-- SELECTED EXCERPT --
==========
Introduction to Macros in Racket

Introduction

In Racket, regular functions evaluate their arguments before calling a function. For example, if f is a function then (f (+ 2 3) (- 4 1)) is the same as (f 5 3). For most operations, this style of evaluation is efficient and works well.

But some operations don’t work this way. For example, define isn’t a function:

(define (f a b)
    (* a (+ b 2)))

define does not evaluate its arguments immediately. If it did, then it would try to evaluate (f a b), which would cause an error because f is probably not defined.

Similarly, flow of control operations, such as if, cond, and, and or, also don’t necessarily evaluate all their arguments. For example:

(if (= code 1)
    (launch-missiles)
    (do-not-launch-missiles)

We expect that an if form evaluates only one possibility, never both. If if were a function, then both (launch-missiles) and (do-not-launch-missiles) would get evaluated, no matter the value of code.

One last example: let-environments introduce new variables into a scope:

(let ([a 1]
      [b 2])
   (+ a b))
==========
-- RECORD EXTRACTS --
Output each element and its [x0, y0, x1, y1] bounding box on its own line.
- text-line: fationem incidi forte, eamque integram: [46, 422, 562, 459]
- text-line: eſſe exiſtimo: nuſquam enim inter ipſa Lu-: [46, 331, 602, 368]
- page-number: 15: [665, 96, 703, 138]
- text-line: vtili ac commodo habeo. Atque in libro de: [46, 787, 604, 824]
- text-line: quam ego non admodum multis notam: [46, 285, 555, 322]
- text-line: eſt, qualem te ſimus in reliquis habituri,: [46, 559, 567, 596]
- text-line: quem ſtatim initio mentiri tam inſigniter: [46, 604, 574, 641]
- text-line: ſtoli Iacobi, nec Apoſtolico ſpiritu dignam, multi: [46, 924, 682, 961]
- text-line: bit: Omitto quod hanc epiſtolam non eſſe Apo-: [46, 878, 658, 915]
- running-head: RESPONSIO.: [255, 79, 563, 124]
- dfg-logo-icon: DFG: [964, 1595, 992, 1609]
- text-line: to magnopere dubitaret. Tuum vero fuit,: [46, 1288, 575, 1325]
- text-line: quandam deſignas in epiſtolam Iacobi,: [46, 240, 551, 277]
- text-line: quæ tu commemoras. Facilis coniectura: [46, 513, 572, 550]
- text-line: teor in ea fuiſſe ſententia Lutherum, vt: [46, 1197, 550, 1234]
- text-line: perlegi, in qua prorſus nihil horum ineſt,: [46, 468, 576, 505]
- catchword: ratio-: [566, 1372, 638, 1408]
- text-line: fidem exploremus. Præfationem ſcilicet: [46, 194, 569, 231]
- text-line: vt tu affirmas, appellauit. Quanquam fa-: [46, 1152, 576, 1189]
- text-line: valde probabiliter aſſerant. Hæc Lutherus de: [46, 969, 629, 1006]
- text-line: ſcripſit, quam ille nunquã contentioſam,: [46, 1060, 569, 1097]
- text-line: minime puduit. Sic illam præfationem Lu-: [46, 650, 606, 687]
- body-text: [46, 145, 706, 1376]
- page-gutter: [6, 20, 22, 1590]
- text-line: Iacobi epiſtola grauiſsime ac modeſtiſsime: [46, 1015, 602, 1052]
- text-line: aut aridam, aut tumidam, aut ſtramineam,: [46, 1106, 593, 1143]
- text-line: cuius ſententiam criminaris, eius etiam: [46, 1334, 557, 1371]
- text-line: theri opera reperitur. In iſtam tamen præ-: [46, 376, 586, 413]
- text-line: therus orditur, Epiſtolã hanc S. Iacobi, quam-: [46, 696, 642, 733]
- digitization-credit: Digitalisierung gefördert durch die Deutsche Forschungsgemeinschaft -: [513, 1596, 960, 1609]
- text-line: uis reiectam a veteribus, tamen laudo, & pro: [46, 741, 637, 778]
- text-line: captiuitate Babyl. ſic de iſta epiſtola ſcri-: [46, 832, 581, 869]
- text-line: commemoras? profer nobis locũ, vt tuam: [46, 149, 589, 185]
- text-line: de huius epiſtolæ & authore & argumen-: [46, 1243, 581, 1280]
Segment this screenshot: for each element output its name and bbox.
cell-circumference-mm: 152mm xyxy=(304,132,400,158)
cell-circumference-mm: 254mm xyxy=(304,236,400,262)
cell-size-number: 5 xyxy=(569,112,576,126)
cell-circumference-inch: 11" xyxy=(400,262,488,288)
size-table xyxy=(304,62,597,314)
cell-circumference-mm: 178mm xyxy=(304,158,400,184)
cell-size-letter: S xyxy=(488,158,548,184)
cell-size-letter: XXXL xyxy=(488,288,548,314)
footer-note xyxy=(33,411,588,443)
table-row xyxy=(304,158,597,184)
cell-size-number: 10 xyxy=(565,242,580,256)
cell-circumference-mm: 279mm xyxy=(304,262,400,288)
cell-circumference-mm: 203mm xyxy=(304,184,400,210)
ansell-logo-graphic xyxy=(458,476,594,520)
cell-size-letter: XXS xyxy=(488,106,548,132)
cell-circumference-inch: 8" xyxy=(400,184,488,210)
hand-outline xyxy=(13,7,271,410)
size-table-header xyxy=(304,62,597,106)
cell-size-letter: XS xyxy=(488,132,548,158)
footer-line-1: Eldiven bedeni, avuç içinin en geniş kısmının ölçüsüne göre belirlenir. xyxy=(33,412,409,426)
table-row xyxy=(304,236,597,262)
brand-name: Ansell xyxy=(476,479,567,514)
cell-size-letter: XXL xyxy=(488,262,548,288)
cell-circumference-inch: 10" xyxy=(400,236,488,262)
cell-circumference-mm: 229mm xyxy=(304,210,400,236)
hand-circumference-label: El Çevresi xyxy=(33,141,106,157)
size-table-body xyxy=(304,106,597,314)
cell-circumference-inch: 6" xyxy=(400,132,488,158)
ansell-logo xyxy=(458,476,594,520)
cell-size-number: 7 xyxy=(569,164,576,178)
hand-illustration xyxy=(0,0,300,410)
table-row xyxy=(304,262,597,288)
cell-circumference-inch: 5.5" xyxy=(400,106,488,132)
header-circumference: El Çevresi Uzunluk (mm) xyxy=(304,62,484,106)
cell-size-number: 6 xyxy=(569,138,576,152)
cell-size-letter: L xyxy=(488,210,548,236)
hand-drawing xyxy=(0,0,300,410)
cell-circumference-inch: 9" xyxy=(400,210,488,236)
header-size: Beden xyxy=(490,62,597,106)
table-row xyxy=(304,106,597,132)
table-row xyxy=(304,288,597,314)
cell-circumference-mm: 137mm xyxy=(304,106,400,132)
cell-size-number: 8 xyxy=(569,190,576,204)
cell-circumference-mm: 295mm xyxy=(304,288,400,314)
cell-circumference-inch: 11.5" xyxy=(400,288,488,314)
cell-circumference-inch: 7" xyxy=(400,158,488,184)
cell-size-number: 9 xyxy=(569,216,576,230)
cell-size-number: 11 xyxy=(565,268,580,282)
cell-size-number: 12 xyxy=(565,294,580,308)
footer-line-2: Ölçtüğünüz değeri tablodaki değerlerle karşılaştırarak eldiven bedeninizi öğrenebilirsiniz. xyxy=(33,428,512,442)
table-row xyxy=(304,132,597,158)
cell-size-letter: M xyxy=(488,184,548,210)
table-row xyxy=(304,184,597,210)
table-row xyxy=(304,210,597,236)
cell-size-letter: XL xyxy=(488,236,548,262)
==========
-- SET TASKS --
A. Which flow of control operations does the introduction to Racket macros list as not necessarily evaluating all their arguments?
B. Reproduce the passage of the Racket macros introduction between "(define (f a" and "probably not defined.", inclusive.
C. Write the next part of the introduction to Racket macros, starting after its last line.

-- ANSWERS TO THE EXERCISE --
A. if, cond, and, and or

B.
(define (f a b)
    (* a (+ b 2)))

define does not evaluate its arguments immediately. If it did, then it would try to evaluate (f a b), which would cause an error because f is probably not defined.

C.
If let were a regular function, then ([a 1] [b 2]) would be evaluated, which would mostly likely cause an error since a and b are not defined.

What all three of these examples shows is that regular functions are not capable of implementing many of the forms we see in Racket. Many programmers are okay with that: most other languages don’t let you create new kinds of if-statements or ways to define functions.

But for those programmers who do want to implement such things, Racket macros are a powerful technique for implementing such operations. Racket’s macros are much more useful than the string-oriented macros you might have used in C/C++, and they are essentially a way to extend the language. If you want to implement your own language features — or even your own entire language — Macros are a good feature to learn.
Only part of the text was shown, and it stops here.